**Objective:** Nothing should be left out: output all of the entries exactly.

**Data records:**
— start —
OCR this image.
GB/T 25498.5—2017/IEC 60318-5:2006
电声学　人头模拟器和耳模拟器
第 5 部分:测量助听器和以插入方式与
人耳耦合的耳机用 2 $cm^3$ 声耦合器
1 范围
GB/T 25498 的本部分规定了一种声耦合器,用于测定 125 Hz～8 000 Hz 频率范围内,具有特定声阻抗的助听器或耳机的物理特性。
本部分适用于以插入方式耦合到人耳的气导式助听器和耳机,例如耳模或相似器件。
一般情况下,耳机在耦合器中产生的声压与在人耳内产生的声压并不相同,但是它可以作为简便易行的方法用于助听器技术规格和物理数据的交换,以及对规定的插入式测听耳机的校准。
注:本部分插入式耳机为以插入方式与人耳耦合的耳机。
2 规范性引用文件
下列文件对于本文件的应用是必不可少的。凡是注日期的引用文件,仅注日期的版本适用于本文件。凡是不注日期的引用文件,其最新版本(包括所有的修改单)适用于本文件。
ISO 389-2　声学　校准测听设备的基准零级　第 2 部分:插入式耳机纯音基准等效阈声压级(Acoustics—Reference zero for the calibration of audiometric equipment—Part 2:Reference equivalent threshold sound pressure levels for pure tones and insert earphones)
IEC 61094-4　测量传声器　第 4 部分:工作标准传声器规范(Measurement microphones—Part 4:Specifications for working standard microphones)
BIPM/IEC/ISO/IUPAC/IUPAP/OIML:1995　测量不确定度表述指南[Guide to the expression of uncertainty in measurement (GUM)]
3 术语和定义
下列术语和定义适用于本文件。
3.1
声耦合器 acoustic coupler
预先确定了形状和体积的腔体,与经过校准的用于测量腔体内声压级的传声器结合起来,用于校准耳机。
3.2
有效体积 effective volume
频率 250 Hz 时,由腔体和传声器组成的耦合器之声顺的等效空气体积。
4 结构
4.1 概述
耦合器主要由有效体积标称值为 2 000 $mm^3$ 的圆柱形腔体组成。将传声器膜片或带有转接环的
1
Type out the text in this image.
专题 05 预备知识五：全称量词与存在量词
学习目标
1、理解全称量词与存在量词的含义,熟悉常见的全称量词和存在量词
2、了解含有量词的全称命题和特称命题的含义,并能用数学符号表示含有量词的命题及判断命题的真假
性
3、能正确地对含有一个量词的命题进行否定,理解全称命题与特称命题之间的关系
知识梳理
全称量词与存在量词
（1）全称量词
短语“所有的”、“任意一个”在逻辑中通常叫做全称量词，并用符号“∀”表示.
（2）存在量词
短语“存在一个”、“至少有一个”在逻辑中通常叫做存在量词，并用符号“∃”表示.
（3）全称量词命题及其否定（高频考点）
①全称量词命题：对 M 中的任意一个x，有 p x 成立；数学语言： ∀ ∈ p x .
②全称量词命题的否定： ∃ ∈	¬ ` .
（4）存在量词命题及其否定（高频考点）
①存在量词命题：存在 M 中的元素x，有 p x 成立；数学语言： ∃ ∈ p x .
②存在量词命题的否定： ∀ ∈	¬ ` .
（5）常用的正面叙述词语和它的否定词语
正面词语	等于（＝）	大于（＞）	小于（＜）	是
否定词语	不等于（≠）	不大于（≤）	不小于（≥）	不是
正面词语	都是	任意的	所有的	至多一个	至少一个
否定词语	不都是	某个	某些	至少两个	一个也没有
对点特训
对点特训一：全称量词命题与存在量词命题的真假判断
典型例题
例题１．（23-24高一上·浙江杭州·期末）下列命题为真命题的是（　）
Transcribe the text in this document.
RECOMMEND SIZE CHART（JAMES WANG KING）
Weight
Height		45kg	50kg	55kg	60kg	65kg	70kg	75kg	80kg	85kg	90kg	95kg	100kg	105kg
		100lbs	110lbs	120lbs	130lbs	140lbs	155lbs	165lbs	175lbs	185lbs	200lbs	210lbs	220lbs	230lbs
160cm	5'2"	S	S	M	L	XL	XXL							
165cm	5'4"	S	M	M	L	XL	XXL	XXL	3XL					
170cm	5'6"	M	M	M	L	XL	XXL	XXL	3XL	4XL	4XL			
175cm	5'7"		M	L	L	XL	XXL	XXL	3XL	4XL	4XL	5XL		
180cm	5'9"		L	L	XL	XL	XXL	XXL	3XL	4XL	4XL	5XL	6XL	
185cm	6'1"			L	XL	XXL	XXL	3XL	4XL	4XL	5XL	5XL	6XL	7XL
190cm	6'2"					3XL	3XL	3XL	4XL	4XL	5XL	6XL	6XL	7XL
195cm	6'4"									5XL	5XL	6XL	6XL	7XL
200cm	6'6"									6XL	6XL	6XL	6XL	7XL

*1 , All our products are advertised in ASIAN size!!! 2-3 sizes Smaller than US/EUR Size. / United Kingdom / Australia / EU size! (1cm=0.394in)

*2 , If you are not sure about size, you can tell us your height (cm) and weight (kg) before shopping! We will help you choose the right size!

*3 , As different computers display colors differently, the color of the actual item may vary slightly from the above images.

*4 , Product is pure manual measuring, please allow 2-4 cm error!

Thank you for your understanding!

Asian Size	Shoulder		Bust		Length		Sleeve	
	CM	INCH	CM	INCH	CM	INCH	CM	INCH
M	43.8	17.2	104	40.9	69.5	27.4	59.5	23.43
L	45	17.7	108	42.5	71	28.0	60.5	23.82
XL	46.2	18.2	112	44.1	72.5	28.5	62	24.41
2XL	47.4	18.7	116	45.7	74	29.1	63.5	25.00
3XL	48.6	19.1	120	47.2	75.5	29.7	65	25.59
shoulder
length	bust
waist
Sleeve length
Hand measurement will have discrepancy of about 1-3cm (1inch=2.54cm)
— end —
**Output of the exercise:**
OCR this image.
GB/T 25498.5—2017/IEC 60318-5:2006
电声学　人头模拟器和耳模拟器
第 5 部分:测量助听器和以插入方式与
人耳耦合的耳机用 2 $cm^3$ 声耦合器
1 范围
GB/T 25498 的本部分规定了一种声耦合器,用于测定 125 Hz～8 000 Hz 频率范围内,具有特定声阻抗的助听器或耳机的物理特性。
本部分适用于以插入方式耦合到人耳的气导式助听器和耳机,例如耳模或相似器件。
一般情况下,耳机在耦合器中产生的声压与在人耳内产生的声压并不相同,但是它可以作为简便易行的方法用于助听器技术规格和物理数据的交换,以及对规定的插入式测听耳机的校准。
注:本部分插入式耳机为以插入方式与人耳耦合的耳机。
2 规范性引用文件
下列文件对于本文件的应用是必不可少的。凡是注日期的引用文件,仅注日期的版本适用于本文件。凡是不注日期的引用文件,其最新版本(包括所有的修改单)适用于本文件。
ISO 389-2　声学　校准测听设备的基准零级　第 2 部分:插入式耳机纯音基准等效阈声压级(Acoustics—Reference zero for the calibration of audiometric equipment—Part 2:Reference equivalent threshold sound pressure levels for pure tones and insert earphones)
IEC 61094-4　测量传声器　第 4 部分:工作标准传声器规范(Measurement microphones—Part 4:Specifications for working standard microphones)
BIPM/IEC/ISO/IUPAC/IUPAP/OIML:1995　测量不确定度表述指南[Guide to the expression of uncertainty in measurement (GUM)]
3 术语和定义
下列术语和定义适用于本文件。
3.1
声耦合器 acoustic coupler
预先确定了形状和体积的腔体,与经过校准的用于测量腔体内声压级的传声器结合起来,用于校准耳机。
3.2
有效体积 effective volume
频率 250 Hz 时,由腔体和传声器组成的耦合器之声顺的等效空气体积。
4 结构
4.1 概述
耦合器主要由有效体积标称值为 2 000 $mm^3$ 的圆柱形腔体组成。将传声器膜片或带有转接环的
1
Type out the text in this image.
专题 05 预备知识五：全称量词与存在量词
学习目标
1、理解全称量词与存在量词的含义,熟悉常见的全称量词和存在量词
2、了解含有量词的全称命题和特称命题的含义,并能用数学符号表示含有量词的命题及判断命题的真假
性
3、能正确地对含有一个量词的命题进行否定,理解全称命题与特称命题之间的关系
知识梳理
全称量词与存在量词
（1）全称量词
短语“所有的”、“任意一个”在逻辑中通常叫做全称量词，并用符号“∀”表示.
（2）存在量词
短语“存在一个”、“至少有一个”在逻辑中通常叫做存在量词，并用符号“∃”表示.
（3）全称量词命题及其否定（高频考点）
①全称量词命题：对 M 中的任意一个x，有 p x 成立；数学语言： ∀ ∈ p x .
②全称量词命题的否定： ∃ ∈	¬ ` .
（4）存在量词命题及其否定（高频考点）
①存在量词命题：存在 M 中的元素x，有 p x 成立；数学语言： ∃ ∈ p x .
②存在量词命题的否定： ∀ ∈	¬ ` .
（5）常用的正面叙述词语和它的否定词语
正面词语	等于（＝）	大于（＞）	小于（＜）	是
否定词语	不等于（≠）	不大于（≤）	不小于（≥）	不是
正面词语	都是	任意的	所有的	至多一个	至少一个
否定词语	不都是	某个	某些	至少两个	一个也没有
对点特训
对点特训一：全称量词命题与存在量词命题的真假判断
典型例题
例题１．（23-24高一上·浙江杭州·期末）下列命题为真命题的是（　）
Transcribe the text in this document.
RECOMMEND SIZE CHART（JAMES WANG KING）
Weight
Height		45kg	50kg	55kg	60kg	65kg	70kg	75kg	80kg	85kg	90kg	95kg	100kg	105kg
		100lbs	110lbs	120lbs	130lbs	140lbs	155lbs	165lbs	175lbs	185lbs	200lbs	210lbs	220lbs	230lbs
160cm	5'2"	S	S	M	L	XL	XXL							
165cm	5'4"	S	M	M	L	XL	XXL	XXL	3XL					
170cm	5'6"	M	M	M	L	XL	XXL	XXL	3XL	4XL	4XL			
175cm	5'7"		M	L	L	XL	XXL	XXL	3XL	4XL	4XL	5XL		
180cm	5'9"		L	L	XL	XL	XXL	XXL	3XL	4XL	4XL	5XL	6XL	
185cm	6'1"			L	XL	XXL	XXL	3XL	4XL	4XL	5XL	5XL	6XL	7XL
190cm	6'2"					3XL	3XL	3XL	4XL	4XL	5XL	6XL	6XL	7XL
195cm	6'4"									5XL	5XL	6XL	6XL	7XL
200cm	6'6"									6XL	6XL	6XL	6XL	7XL

*1 , All our products are advertised in ASIAN size!!! 2-3 sizes Smaller than US/EUR Size. / United Kingdom / Australia / EU size! (1cm=0.394in)

*2 , If you are not sure about size, you can tell us your height (cm) and weight (kg) before shopping! We will help you choose the right size!

*3 , As different computers display colors differently, the color of the actual item may vary slightly from the above images.

*4 , Product is pure manual measuring, please allow 2-4 cm error!

Thank you for your understanding!

Asian Size	Shoulder		Bust		Length		Sleeve	
	CM	INCH	CM	INCH	CM	INCH	CM	INCH
M	43.8	17.2	104	40.9	69.5	27.4	59.5	23.43
L	45	17.7	108	42.5	71	28.0	60.5	23.82
XL	46.2	18.2	112	44.1	72.5	28.5	62	24.41
2XL	47.4	18.7	116	45.7	74	29.1	63.5	25.00
3XL	48.6	19.1	120	47.2	75.5	29.7	65	25.59
shoulder
length	bust
waist
Sleeve length
Hand measurement will have discrepancy of about 1-3cm (1inch=2.54cm)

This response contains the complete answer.